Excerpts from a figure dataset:
◇ ◇ ◇

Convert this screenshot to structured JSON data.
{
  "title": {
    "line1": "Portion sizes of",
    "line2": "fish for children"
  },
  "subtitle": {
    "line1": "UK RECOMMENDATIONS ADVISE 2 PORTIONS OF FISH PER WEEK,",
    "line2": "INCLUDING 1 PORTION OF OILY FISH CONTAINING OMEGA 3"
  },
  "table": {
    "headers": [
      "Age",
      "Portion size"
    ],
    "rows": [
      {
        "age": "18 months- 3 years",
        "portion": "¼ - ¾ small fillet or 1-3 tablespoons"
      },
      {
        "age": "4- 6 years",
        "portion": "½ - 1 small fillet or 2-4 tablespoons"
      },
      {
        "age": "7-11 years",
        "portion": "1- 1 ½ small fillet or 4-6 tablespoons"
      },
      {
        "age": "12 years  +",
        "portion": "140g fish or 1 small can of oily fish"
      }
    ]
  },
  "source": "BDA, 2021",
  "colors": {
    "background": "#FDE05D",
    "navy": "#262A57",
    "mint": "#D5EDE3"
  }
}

◇ ◇ ◇

- **REQUIREMENTS**: Which lines in the records above contain the string "tablespoons"? Copy each one.

- **SOLUTION TO THIS EXERCISE**:
        "portion": "¼ - ¾ small fillet or 1-3 tablespoons"
        "portion": "½ - 1 small fillet or 2-4 tablespoons"
        "portion": "1- 1 ½ small fillet or 4-6 tablespoons"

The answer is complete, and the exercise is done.